• Work to complete
Pick out each line containing the string "State" and copy it.

• Data provided
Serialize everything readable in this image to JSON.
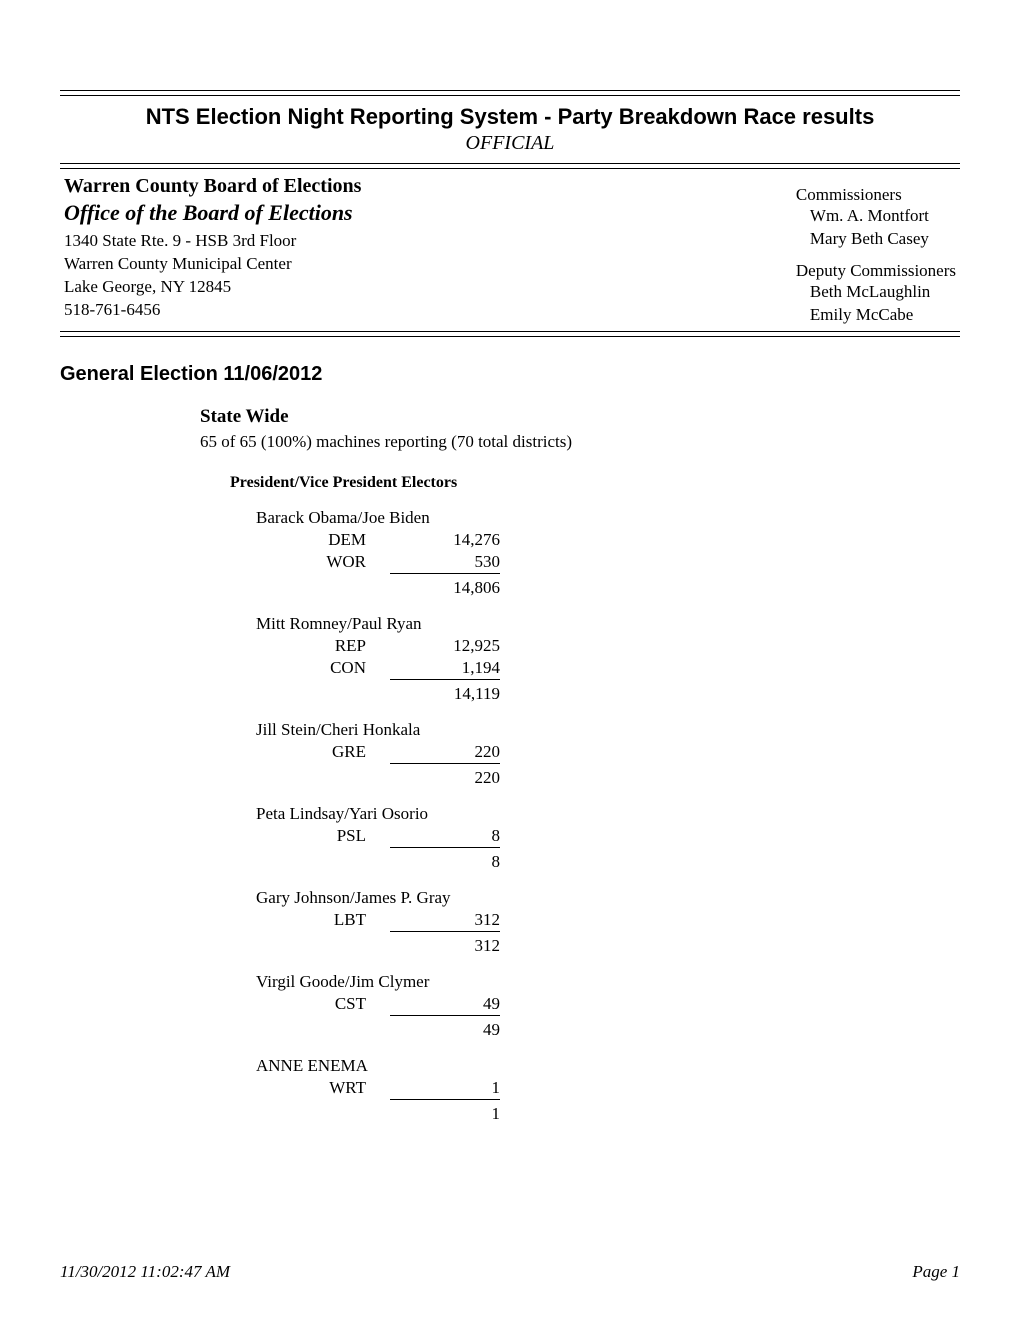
{
  "doc": {
    "title": "NTS Election Night Reporting System - Party Breakdown Race results",
    "subtitle": "OFFICIAL",
    "background_color": "#ffffff",
    "text_color": "#000000",
    "title_font": "Arial",
    "title_fontsize": 22,
    "body_font": "Times New Roman",
    "body_fontsize": 17
  },
  "header": {
    "org_name": "Warren County Board of Elections",
    "office_name": "Office of the Board of Elections",
    "address_line1": "1340 State Rte. 9 - HSB 3rd Floor",
    "address_line2": "Warren County Municipal Center",
    "address_line3": "Lake George, NY  12845",
    "phone": "518-761-6456",
    "commissioners_label": "Commissioners",
    "commissioners": [
      "Wm. A. Montfort",
      "Mary Beth Casey"
    ],
    "deputy_label": "Deputy Commissioners",
    "deputies": [
      "Beth McLaughlin",
      "Emily McCabe"
    ]
  },
  "election": {
    "heading": "General Election    11/06/2012",
    "scope": "State Wide",
    "reporting": "65 of 65 (100%) machines reporting (70 total districts)",
    "race_title": "President/Vice President Electors",
    "candidates": [
      {
        "name": "Barack Obama/Joe Biden",
        "lines": [
          {
            "party": "DEM",
            "votes": "14,276"
          },
          {
            "party": "WOR",
            "votes": "530"
          }
        ],
        "total": "14,806"
      },
      {
        "name": "Mitt Romney/Paul Ryan",
        "lines": [
          {
            "party": "REP",
            "votes": "12,925"
          },
          {
            "party": "CON",
            "votes": "1,194"
          }
        ],
        "total": "14,119"
      },
      {
        "name": "Jill Stein/Cheri Honkala",
        "lines": [
          {
            "party": "GRE",
            "votes": "220"
          }
        ],
        "total": "220"
      },
      {
        "name": "Peta Lindsay/Yari Osorio",
        "lines": [
          {
            "party": "PSL",
            "votes": "8"
          }
        ],
        "total": "8"
      },
      {
        "name": "Gary Johnson/James P. Gray",
        "lines": [
          {
            "party": "LBT",
            "votes": "312"
          }
        ],
        "total": "312"
      },
      {
        "name": "Virgil Goode/Jim Clymer",
        "lines": [
          {
            "party": "CST",
            "votes": "49"
          }
        ],
        "total": "49"
      },
      {
        "name": "ANNE ENEMA",
        "lines": [
          {
            "party": "WRT",
            "votes": "1"
          }
        ],
        "total": "1"
      }
    ]
  },
  "footer": {
    "timestamp": "11/30/2012   11:02:47 AM",
    "page": "Page 1"
  }
}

• Solved exercise
    "address_line1": "1340 State Rte. 9 - HSB 3rd Floor",
    "scope": "State Wide",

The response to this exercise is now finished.